LISTED RECORDS.
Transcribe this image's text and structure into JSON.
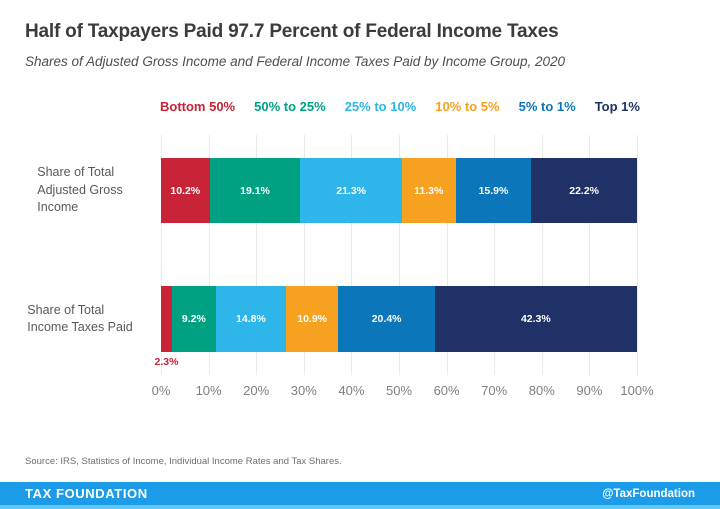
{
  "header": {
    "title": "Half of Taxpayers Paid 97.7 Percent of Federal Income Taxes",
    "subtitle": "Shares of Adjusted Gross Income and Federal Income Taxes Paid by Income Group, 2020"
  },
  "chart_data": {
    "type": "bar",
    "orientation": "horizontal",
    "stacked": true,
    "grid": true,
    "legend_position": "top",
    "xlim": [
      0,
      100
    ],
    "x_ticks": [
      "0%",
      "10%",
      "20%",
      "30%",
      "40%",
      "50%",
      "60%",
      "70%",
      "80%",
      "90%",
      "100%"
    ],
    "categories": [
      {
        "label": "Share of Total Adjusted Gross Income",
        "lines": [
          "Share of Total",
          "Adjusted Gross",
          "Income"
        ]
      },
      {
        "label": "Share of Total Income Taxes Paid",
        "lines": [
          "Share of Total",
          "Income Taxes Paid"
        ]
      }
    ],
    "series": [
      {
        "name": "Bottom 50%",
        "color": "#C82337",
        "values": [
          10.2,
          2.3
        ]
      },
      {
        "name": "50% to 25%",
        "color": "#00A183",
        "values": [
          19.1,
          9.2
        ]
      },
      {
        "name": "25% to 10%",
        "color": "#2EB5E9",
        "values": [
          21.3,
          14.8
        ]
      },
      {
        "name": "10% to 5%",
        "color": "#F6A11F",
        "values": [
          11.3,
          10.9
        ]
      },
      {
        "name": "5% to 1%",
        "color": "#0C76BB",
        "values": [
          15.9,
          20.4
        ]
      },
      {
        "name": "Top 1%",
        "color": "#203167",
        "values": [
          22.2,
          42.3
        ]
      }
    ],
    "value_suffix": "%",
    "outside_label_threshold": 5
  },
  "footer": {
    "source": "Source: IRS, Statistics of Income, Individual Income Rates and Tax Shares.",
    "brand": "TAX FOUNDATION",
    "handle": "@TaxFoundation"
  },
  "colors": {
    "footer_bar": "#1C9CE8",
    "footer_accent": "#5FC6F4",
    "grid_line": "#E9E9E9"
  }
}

DIRECTION.
Return all of the entries exactly as written, but drop any pictures they hold.

SOLUTION TO THIS EXERCISE.
Transcribe this image's text and structure into JSON.
{
  "header": {
    "title": "Half of Taxpayers Paid 97.7 Percent of Federal Income Taxes",
    "subtitle": "Shares of Adjusted Gross Income and Federal Income Taxes Paid by Income Group, 2020"
  },
  "chart_data": {
    "type": "bar",
    "orientation": "horizontal",
    "stacked": true,
    "grid": true,
    "legend_position": "top",
    "xlim": [
      0,
      100
    ],
    "x_ticks": [
      "0%",
      "10%",
      "20%",
      "30%",
      "40%",
      "50%",
      "60%",
      "70%",
      "80%",
      "90%",
      "100%"
    ],
    "categories": [
      {
        "label": "Share of Total Adjusted Gross Income",
        "lines": [
          "Share of Total",
          "Adjusted Gross",
          "Income"
        ]
      },
      {
        "label": "Share of Total Income Taxes Paid",
        "lines": [
          "Share of Total",
          "Income Taxes Paid"
        ]
      }
    ],
    "series": [
      {
        "name": "Bottom 50%",
        "color": "#C82337",
        "values": [
          10.2,
          2.3
        ]
      },
      {
        "name": "50% to 25%",
        "color": "#00A183",
        "values": [
          19.1,
          9.2
        ]
      },
      {
        "name": "25% to 10%",
        "color": "#2EB5E9",
        "values": [
          21.3,
          14.8
        ]
      },
      {
        "name": "10% to 5%",
        "color": "#F6A11F",
        "values": [
          11.3,
          10.9
        ]
      },
      {
        "name": "5% to 1%",
        "color": "#0C76BB",
        "values": [
          15.9,
          20.4
        ]
      },
      {
        "name": "Top 1%",
        "color": "#203167",
        "values": [
          22.2,
          42.3
        ]
      }
    ],
    "value_suffix": "%",
    "outside_label_threshold": 5
  },
  "footer": {
    "source": "Source: IRS, Statistics of Income, Individual Income Rates and Tax Shares.",
    "brand": "TAX FOUNDATION",
    "handle": "@TaxFoundation"
  },
  "colors": {
    "footer_bar": "#1C9CE8",
    "footer_accent": "#5FC6F4",
    "grid_line": "#E9E9E9"
  }
}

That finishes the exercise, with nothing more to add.